What you have to do ->
Find the string "Affichez" in the data, then copy every line where it is found.

Records provided ->

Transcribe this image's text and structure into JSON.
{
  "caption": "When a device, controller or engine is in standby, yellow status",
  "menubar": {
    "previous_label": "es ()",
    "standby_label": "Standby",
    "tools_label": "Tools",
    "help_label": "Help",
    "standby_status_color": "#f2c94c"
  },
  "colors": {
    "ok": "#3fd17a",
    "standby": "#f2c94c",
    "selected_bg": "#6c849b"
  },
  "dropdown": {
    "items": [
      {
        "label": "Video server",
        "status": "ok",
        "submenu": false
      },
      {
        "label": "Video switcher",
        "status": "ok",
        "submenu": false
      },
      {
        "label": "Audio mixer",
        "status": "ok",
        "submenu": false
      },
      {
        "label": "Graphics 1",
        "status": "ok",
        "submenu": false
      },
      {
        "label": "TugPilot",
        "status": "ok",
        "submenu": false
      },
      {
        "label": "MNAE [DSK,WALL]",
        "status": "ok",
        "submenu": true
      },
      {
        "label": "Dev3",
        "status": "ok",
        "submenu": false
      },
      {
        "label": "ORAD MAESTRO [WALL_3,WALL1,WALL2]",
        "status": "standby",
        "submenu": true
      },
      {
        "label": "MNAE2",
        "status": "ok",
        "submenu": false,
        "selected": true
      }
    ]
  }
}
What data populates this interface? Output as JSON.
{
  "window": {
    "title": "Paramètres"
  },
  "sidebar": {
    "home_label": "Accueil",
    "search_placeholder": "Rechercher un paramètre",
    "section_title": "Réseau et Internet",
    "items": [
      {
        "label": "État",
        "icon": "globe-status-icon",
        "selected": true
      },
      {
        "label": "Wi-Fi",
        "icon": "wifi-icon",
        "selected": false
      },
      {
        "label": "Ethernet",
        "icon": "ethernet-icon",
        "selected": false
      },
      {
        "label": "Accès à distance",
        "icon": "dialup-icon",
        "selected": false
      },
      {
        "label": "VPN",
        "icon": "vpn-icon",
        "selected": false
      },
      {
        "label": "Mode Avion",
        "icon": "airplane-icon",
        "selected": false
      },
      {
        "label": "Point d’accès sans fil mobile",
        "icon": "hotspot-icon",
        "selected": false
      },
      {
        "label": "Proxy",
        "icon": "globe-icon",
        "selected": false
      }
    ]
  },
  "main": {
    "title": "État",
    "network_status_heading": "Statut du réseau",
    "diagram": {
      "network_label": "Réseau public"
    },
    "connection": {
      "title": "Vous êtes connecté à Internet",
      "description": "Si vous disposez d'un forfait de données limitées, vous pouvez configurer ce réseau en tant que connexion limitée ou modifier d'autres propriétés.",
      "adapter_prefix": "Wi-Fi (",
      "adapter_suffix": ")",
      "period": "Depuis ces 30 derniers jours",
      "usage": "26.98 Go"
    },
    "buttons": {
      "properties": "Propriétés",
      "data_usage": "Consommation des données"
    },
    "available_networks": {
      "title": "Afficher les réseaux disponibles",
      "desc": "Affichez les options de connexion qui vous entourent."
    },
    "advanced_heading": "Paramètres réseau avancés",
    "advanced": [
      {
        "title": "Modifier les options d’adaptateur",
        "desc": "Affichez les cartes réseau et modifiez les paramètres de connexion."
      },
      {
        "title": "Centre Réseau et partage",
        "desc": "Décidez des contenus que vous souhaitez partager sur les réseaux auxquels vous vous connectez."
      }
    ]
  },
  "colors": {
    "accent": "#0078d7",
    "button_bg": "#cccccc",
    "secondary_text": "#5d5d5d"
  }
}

Reply ->
      "desc": "Affichez les options de connexion qui vous entourent."
        "desc": "Affichez les cartes réseau et modifiez les paramètres de connexion."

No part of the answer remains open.